__EXERCISE AIM__. Every entry that follows should be reproduced exactly.

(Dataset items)

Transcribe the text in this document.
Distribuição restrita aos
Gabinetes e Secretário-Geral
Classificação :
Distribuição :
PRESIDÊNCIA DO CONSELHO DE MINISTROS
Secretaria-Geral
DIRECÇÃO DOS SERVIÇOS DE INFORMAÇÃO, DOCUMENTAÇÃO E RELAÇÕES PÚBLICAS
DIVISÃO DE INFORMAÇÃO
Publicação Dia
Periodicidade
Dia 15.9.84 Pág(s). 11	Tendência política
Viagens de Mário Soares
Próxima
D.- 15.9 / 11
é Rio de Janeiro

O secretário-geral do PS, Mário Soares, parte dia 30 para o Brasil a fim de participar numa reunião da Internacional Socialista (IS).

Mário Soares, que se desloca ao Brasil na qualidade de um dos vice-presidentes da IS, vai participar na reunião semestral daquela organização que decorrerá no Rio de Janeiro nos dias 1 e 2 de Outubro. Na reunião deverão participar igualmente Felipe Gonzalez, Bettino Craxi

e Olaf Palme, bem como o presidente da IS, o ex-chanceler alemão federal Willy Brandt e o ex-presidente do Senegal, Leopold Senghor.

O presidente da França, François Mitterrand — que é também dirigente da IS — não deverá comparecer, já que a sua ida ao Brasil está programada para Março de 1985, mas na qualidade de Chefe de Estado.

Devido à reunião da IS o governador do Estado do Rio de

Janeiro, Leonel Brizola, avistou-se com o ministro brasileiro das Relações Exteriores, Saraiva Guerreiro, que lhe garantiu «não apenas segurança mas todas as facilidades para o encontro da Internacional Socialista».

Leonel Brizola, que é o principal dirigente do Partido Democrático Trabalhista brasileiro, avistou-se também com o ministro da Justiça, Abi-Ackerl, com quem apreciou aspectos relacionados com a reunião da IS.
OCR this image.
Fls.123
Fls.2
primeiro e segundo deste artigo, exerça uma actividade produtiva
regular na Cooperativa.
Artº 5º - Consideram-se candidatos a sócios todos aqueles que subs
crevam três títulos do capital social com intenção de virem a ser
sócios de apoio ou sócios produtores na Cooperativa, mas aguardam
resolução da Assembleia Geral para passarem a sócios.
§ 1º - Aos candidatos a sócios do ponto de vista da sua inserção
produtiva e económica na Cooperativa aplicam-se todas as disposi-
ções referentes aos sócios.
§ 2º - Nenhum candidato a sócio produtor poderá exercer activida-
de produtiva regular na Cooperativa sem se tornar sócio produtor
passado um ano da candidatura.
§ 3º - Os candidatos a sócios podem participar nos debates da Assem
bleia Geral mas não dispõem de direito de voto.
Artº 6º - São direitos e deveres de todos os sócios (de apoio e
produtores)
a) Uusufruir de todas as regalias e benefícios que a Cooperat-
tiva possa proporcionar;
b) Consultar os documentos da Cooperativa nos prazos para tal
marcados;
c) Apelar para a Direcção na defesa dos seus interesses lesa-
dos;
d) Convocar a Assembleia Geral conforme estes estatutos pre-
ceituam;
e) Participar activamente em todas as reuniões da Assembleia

__OUTPUT OF THE EXERCISE__.
Transcribe the text in this document.
Distribuição restrita aos
Gabinetes e Secretário-Geral
Classificação :
Distribuição :
PRESIDÊNCIA DO CONSELHO DE MINISTROS
Secretaria-Geral
DIRECÇÃO DOS SERVIÇOS DE INFORMAÇÃO, DOCUMENTAÇÃO E RELAÇÕES PÚBLICAS
DIVISÃO DE INFORMAÇÃO
Publicação Dia
Periodicidade
Dia 15.9.84 Pág(s). 11	Tendência política
Viagens de Mário Soares
Próxima
D.- 15.9 / 11
é Rio de Janeiro

O secretário-geral do PS, Mário Soares, parte dia 30 para o Brasil a fim de participar numa reunião da Internacional Socialista (IS).

Mário Soares, que se desloca ao Brasil na qualidade de um dos vice-presidentes da IS, vai participar na reunião semestral daquela organização que decorrerá no Rio de Janeiro nos dias 1 e 2 de Outubro. Na reunião deverão participar igualmente Felipe Gonzalez, Bettino Craxi

e Olaf Palme, bem como o presidente da IS, o ex-chanceler alemão federal Willy Brandt e o ex-presidente do Senegal, Leopold Senghor.

O presidente da França, François Mitterrand — que é também dirigente da IS — não deverá comparecer, já que a sua ida ao Brasil está programada para Março de 1985, mas na qualidade de Chefe de Estado.

Devido à reunião da IS o governador do Estado do Rio de

Janeiro, Leonel Brizola, avistou-se com o ministro brasileiro das Relações Exteriores, Saraiva Guerreiro, que lhe garantiu «não apenas segurança mas todas as facilidades para o encontro da Internacional Socialista».

Leonel Brizola, que é o principal dirigente do Partido Democrático Trabalhista brasileiro, avistou-se também com o ministro da Justiça, Abi-Ackerl, com quem apreciou aspectos relacionados com a reunião da IS.
OCR this image.
Fls.123
Fls.2
primeiro e segundo deste artigo, exerça uma actividade produtiva
regular na Cooperativa.
Artº 5º - Consideram-se candidatos a sócios todos aqueles que subs
crevam três títulos do capital social com intenção de virem a ser
sócios de apoio ou sócios produtores na Cooperativa, mas aguardam
resolução da Assembleia Geral para passarem a sócios.
§ 1º - Aos candidatos a sócios do ponto de vista da sua inserção
produtiva e económica na Cooperativa aplicam-se todas as disposi-
ções referentes aos sócios.
§ 2º - Nenhum candidato a sócio produtor poderá exercer activida-
de produtiva regular na Cooperativa sem se tornar sócio produtor
passado um ano da candidatura.
§ 3º - Os candidatos a sócios podem participar nos debates da Assem
bleia Geral mas não dispõem de direito de voto.
Artº 6º - São direitos e deveres de todos os sócios (de apoio e
produtores)
a) Uusufruir de todas as regalias e benefícios que a Cooperat-
tiva possa proporcionar;
b) Consultar os documentos da Cooperativa nos prazos para tal
marcados;
c) Apelar para a Direcção na defesa dos seus interesses lesa-
dos;
d) Convocar a Assembleia Geral conforme estes estatutos pre-
ceituam;
e) Participar activamente em todas as reuniões da Assembleia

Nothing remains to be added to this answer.